Written exercise:
Pull out all lines from the listing below in which the word "Flash" appears.

Input:
## begin
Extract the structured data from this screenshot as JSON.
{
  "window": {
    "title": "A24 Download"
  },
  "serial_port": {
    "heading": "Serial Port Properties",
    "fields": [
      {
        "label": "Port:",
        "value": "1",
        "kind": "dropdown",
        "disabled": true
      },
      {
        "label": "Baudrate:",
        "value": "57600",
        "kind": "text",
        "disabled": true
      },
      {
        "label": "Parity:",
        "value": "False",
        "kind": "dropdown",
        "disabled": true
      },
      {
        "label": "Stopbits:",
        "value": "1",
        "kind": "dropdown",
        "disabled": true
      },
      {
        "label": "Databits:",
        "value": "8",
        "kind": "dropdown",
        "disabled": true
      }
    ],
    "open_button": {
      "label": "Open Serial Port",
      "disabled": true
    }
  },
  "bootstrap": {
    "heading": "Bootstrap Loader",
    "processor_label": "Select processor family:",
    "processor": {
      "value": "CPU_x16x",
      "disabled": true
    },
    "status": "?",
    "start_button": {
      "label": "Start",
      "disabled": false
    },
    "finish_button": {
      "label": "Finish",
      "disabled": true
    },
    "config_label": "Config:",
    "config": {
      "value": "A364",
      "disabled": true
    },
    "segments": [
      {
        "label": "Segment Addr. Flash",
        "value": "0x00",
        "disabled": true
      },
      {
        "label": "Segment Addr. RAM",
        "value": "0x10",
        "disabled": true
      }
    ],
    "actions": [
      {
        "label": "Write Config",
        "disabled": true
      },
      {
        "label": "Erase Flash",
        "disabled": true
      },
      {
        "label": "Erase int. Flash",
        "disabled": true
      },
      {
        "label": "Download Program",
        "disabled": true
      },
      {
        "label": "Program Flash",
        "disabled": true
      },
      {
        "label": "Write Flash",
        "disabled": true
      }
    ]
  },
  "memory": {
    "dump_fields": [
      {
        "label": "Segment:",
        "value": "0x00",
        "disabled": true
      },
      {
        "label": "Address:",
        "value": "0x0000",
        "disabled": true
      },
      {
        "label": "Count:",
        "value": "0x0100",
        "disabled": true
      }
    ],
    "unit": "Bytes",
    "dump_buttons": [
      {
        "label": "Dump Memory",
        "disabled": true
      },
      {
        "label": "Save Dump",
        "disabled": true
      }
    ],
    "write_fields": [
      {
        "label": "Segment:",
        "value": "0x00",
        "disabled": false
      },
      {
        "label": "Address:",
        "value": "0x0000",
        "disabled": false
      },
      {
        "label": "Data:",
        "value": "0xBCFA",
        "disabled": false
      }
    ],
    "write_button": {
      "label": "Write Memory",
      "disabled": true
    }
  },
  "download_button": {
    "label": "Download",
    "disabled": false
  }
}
## end
Solution to the exercise:
        "label": "Segment Addr. Flash",
        "label": "Erase Flash",
        "label": "Erase int. Flash",
        "label": "Program Flash",
        "label": "Write Flash",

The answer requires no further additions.